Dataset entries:

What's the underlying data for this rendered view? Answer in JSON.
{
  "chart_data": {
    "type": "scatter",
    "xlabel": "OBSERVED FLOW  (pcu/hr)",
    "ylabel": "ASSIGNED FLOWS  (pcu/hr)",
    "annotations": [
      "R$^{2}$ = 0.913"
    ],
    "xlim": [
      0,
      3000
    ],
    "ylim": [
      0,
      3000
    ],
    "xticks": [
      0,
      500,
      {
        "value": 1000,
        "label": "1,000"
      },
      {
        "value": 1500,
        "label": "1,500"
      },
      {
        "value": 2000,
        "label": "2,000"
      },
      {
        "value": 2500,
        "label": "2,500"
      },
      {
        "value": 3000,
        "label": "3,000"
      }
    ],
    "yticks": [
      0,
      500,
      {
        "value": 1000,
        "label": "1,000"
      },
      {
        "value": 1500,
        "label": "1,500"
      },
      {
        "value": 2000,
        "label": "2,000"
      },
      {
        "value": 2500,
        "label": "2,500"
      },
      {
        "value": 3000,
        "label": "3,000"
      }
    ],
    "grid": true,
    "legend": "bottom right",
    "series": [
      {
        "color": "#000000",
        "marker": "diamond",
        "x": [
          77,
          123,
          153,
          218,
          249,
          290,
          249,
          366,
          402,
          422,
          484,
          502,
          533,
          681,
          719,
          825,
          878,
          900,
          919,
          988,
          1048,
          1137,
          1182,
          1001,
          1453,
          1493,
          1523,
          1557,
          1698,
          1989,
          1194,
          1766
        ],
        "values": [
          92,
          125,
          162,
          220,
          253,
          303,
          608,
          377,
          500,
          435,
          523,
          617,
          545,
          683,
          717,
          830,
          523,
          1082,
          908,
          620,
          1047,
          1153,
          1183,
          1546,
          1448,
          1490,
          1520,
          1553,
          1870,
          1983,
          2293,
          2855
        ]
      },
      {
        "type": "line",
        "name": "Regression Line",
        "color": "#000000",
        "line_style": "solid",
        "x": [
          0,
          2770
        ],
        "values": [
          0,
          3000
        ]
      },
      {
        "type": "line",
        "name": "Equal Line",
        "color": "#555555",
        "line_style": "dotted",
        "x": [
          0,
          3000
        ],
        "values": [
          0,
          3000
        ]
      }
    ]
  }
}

▸ Aim of the task
Transcribe every entry exactly.

▸ Finished answer
What's the underlying data for this rendered view? Answer in JSON.
{
  "chart_data": {
    "type": "scatter",
    "xlabel": "OBSERVED FLOW  (pcu/hr)",
    "ylabel": "ASSIGNED FLOWS  (pcu/hr)",
    "annotations": [
      "R$^{2}$ = 0.913"
    ],
    "xlim": [
      0,
      3000
    ],
    "ylim": [
      0,
      3000
    ],
    "xticks": [
      0,
      500,
      {
        "value": 1000,
        "label": "1,000"
      },
      {
        "value": 1500,
        "label": "1,500"
      },
      {
        "value": 2000,
        "label": "2,000"
      },
      {
        "value": 2500,
        "label": "2,500"
      },
      {
        "value": 3000,
        "label": "3,000"
      }
    ],
    "yticks": [
      0,
      500,
      {
        "value": 1000,
        "label": "1,000"
      },
      {
        "value": 1500,
        "label": "1,500"
      },
      {
        "value": 2000,
        "label": "2,000"
      },
      {
        "value": 2500,
        "label": "2,500"
      },
      {
        "value": 3000,
        "label": "3,000"
      }
    ],
    "grid": true,
    "legend": "bottom right",
    "series": [
      {
        "color": "#000000",
        "marker": "diamond",
        "x": [
          77,
          123,
          153,
          218,
          249,
          290,
          249,
          366,
          402,
          422,
          484,
          502,
          533,
          681,
          719,
          825,
          878,
          900,
          919,
          988,
          1048,
          1137,
          1182,
          1001,
          1453,
          1493,
          1523,
          1557,
          1698,
          1989,
          1194,
          1766
        ],
        "values": [
          92,
          125,
          162,
          220,
          253,
          303,
          608,
          377,
          500,
          435,
          523,
          617,
          545,
          683,
          717,
          830,
          523,
          1082,
          908,
          620,
          1047,
          1153,
          1183,
          1546,
          1448,
          1490,
          1520,
          1553,
          1870,
          1983,
          2293,
          2855
        ]
      },
      {
        "type": "line",
        "name": "Regression Line",
        "color": "#000000",
        "line_style": "solid",
        "x": [
          0,
          2770
        ],
        "values": [
          0,
          3000
        ]
      },
      {
        "type": "line",
        "name": "Equal Line",
        "color": "#555555",
        "line_style": "dotted",
        "x": [
          0,
          3000
        ],
        "values": [
          0,
          3000
        ]
      }
    ]
  }
}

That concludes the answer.